**Written problem:**
Your task is to repeat the listing exactly.
• • • •
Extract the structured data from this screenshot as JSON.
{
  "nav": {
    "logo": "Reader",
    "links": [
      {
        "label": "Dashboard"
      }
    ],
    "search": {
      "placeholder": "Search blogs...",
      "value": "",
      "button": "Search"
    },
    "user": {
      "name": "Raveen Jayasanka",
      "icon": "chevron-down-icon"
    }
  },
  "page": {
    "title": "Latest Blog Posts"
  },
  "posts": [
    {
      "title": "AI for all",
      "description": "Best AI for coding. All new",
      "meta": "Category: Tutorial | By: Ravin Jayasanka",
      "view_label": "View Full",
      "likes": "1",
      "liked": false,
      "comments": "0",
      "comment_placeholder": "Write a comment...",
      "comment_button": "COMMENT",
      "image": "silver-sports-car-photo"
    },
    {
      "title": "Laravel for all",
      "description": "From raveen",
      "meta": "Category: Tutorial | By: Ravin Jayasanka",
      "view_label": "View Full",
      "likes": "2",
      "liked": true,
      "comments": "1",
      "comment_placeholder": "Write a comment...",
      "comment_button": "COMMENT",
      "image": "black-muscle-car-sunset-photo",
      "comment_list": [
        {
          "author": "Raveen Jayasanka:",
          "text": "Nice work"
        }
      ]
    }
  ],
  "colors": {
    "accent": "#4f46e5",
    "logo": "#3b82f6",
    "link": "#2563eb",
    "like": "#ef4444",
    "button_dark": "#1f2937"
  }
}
• • • •
**Solution:**
Extract the structured data from this screenshot as JSON.
{
  "nav": {
    "logo": "Reader",
    "links": [
      {
        "label": "Dashboard"
      }
    ],
    "search": {
      "placeholder": "Search blogs...",
      "value": "",
      "button": "Search"
    },
    "user": {
      "name": "Raveen Jayasanka",
      "icon": "chevron-down-icon"
    }
  },
  "page": {
    "title": "Latest Blog Posts"
  },
  "posts": [
    {
      "title": "AI for all",
      "description": "Best AI for coding. All new",
      "meta": "Category: Tutorial | By: Ravin Jayasanka",
      "view_label": "View Full",
      "likes": "1",
      "liked": false,
      "comments": "0",
      "comment_placeholder": "Write a comment...",
      "comment_button": "COMMENT",
      "image": "silver-sports-car-photo"
    },
    {
      "title": "Laravel for all",
      "description": "From raveen",
      "meta": "Category: Tutorial | By: Ravin Jayasanka",
      "view_label": "View Full",
      "likes": "2",
      "liked": true,
      "comments": "1",
      "comment_placeholder": "Write a comment...",
      "comment_button": "COMMENT",
      "image": "black-muscle-car-sunset-photo",
      "comment_list": [
        {
          "author": "Raveen Jayasanka:",
          "text": "Nice work"
        }
      ]
    }
  ],
  "colors": {
    "accent": "#4f46e5",
    "logo": "#3b82f6",
    "link": "#2563eb",
    "like": "#ef4444",
    "button_dark": "#1f2937"
  }
}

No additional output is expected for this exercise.